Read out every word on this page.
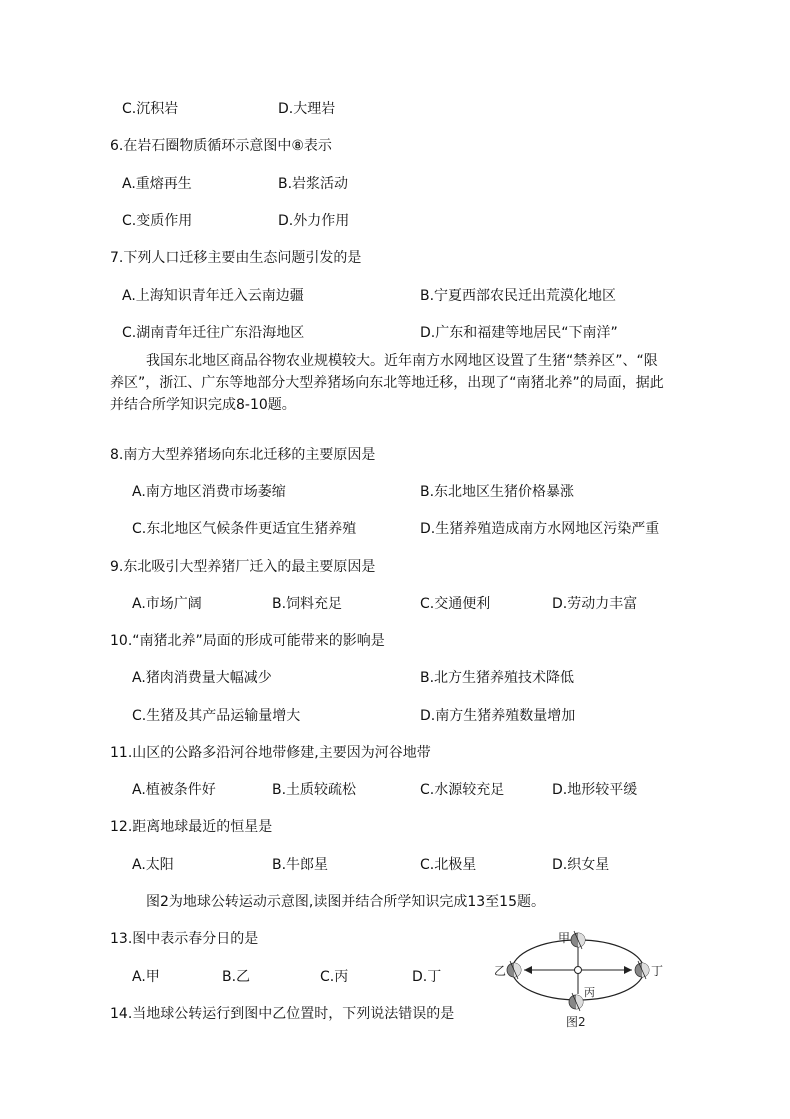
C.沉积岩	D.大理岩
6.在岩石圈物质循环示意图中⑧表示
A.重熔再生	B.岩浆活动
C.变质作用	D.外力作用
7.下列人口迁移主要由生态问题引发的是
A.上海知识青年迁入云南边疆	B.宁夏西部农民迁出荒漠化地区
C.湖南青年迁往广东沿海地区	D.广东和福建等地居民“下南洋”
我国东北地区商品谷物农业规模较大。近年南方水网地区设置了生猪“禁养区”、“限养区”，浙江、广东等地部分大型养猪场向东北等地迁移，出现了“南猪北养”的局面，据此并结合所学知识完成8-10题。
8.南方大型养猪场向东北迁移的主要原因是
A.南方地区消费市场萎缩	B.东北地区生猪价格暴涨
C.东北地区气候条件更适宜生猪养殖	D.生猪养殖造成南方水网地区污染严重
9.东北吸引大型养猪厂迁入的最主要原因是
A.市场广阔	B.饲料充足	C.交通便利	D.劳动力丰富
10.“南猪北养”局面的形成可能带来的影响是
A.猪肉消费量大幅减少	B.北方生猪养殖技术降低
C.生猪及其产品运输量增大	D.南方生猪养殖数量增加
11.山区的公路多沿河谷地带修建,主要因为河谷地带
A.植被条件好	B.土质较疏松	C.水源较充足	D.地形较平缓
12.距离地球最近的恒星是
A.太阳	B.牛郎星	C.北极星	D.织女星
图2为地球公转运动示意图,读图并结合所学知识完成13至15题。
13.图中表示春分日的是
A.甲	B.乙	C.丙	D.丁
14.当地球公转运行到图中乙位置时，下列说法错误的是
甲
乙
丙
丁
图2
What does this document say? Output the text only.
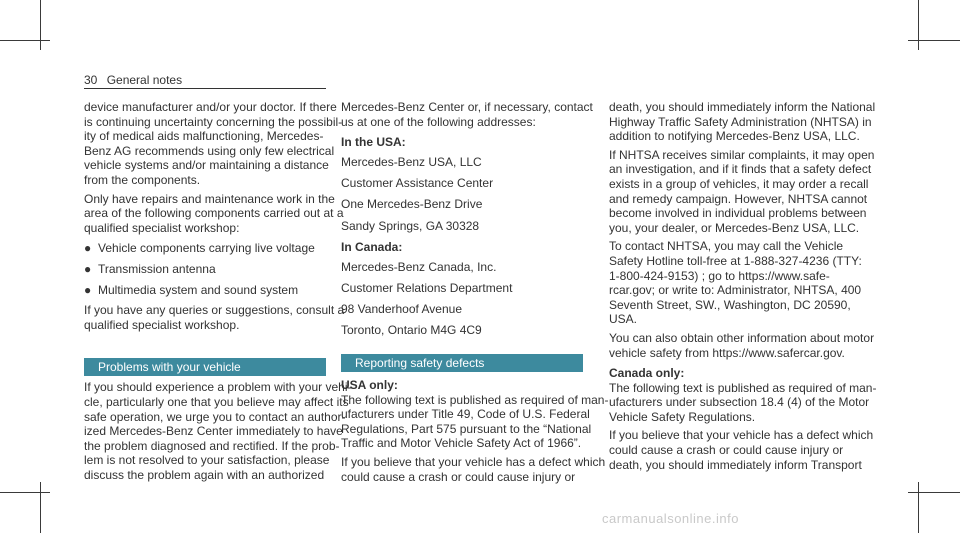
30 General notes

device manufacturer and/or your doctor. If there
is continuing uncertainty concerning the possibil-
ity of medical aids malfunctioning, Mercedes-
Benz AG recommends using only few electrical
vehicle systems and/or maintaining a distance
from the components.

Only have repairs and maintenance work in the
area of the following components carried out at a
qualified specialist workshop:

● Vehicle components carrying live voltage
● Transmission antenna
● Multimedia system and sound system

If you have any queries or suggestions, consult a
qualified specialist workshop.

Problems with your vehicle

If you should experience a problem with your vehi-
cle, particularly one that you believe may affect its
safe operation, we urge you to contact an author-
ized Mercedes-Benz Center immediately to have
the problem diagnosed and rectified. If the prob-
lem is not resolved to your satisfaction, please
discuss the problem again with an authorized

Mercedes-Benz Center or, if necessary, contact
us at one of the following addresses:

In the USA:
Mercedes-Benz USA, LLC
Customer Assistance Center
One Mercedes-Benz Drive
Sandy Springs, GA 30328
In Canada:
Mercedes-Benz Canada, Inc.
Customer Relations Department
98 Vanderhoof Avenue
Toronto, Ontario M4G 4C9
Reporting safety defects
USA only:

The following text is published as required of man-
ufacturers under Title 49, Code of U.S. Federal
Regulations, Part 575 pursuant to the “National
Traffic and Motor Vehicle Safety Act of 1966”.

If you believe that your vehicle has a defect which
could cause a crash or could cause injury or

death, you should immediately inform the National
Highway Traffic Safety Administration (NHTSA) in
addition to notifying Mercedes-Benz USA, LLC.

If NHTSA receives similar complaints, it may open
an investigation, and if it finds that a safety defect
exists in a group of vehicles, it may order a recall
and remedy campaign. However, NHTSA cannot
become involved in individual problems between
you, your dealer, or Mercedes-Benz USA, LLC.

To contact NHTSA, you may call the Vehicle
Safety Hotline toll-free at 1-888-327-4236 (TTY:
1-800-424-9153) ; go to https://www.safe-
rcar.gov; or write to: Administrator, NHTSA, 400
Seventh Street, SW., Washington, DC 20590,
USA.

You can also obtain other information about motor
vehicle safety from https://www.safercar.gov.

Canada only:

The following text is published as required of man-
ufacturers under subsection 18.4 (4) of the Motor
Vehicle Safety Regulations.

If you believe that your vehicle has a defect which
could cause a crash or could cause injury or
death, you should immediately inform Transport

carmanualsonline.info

(Task to carry out) Copy the listing word for word, excluding its pictures.

(Problem solution)
Read out every word on this page.
C.沉积岩	D.大理岩
6.在岩石圈物质循环示意图中⑧表示
A.重熔再生	B.岩浆活动
C.变质作用	D.外力作用
7.下列人口迁移主要由生态问题引发的是
A.上海知识青年迁入云南边疆	B.宁夏西部农民迁出荒漠化地区
C.湖南青年迁往广东沿海地区	D.广东和福建等地居民“下南洋”
我国东北地区商品谷物农业规模较大。近年南方水网地区设置了生猪“禁养区”、“限养区”，浙江、广东等地部分大型养猪场向东北等地迁移，出现了“南猪北养”的局面，据此并结合所学知识完成8-10题。
8.南方大型养猪场向东北迁移的主要原因是
A.南方地区消费市场萎缩	B.东北地区生猪价格暴涨
C.东北地区气候条件更适宜生猪养殖	D.生猪养殖造成南方水网地区污染严重
9.东北吸引大型养猪厂迁入的最主要原因是
A.市场广阔	B.饲料充足	C.交通便利	D.劳动力丰富
10.“南猪北养”局面的形成可能带来的影响是
A.猪肉消费量大幅减少	B.北方生猪养殖技术降低
C.生猪及其产品运输量增大	D.南方生猪养殖数量增加
11.山区的公路多沿河谷地带修建,主要因为河谷地带
A.植被条件好	B.土质较疏松	C.水源较充足	D.地形较平缓
12.距离地球最近的恒星是
A.太阳	B.牛郎星	C.北极星	D.织女星
图2为地球公转运动示意图,读图并结合所学知识完成13至15题。
13.图中表示春分日的是
A.甲	B.乙	C.丙	D.丁
14.当地球公转运行到图中乙位置时，下列说法错误的是
甲
乙
丙
丁
图2
What does this document say? Output the text only.
30 General notes

device manufacturer and/or your doctor. If there
is continuing uncertainty concerning the possibil-
ity of medical aids malfunctioning, Mercedes-
Benz AG recommends using only few electrical
vehicle systems and/or maintaining a distance
from the components.

Only have repairs and maintenance work in the
area of the following components carried out at a
qualified specialist workshop:

● Vehicle components carrying live voltage
● Transmission antenna
● Multimedia system and sound system

If you have any queries or suggestions, consult a
qualified specialist workshop.

Problems with your vehicle

If you should experience a problem with your vehi-
cle, particularly one that you believe may affect its
safe operation, we urge you to contact an author-
ized Mercedes-Benz Center immediately to have
the problem diagnosed and rectified. If the prob-
lem is not resolved to your satisfaction, please
discuss the problem again with an authorized

Mercedes-Benz Center or, if necessary, contact
us at one of the following addresses:

In the USA:
Mercedes-Benz USA, LLC
Customer Assistance Center
One Mercedes-Benz Drive
Sandy Springs, GA 30328
In Canada:
Mercedes-Benz Canada, Inc.
Customer Relations Department
98 Vanderhoof Avenue
Toronto, Ontario M4G 4C9
Reporting safety defects
USA only:

The following text is published as required of man-
ufacturers under Title 49, Code of U.S. Federal
Regulations, Part 575 pursuant to the “National
Traffic and Motor Vehicle Safety Act of 1966”.

If you believe that your vehicle has a defect which
could cause a crash or could cause injury or

death, you should immediately inform the National
Highway Traffic Safety Administration (NHTSA) in
addition to notifying Mercedes-Benz USA, LLC.

If NHTSA receives similar complaints, it may open
an investigation, and if it finds that a safety defect
exists in a group of vehicles, it may order a recall
and remedy campaign. However, NHTSA cannot
become involved in individual problems between
you, your dealer, or Mercedes-Benz USA, LLC.

To contact NHTSA, you may call the Vehicle
Safety Hotline toll-free at 1-888-327-4236 (TTY:
1-800-424-9153) ; go to https://www.safe-
rcar.gov; or write to: Administrator, NHTSA, 400
Seventh Street, SW., Washington, DC 20590,
USA.

You can also obtain other information about motor
vehicle safety from https://www.safercar.gov.

Canada only:

The following text is published as required of man-
ufacturers under subsection 18.4 (4) of the Motor
Vehicle Safety Regulations.

If you believe that your vehicle has a defect which
could cause a crash or could cause injury or
death, you should immediately inform Transport

carmanualsonline.info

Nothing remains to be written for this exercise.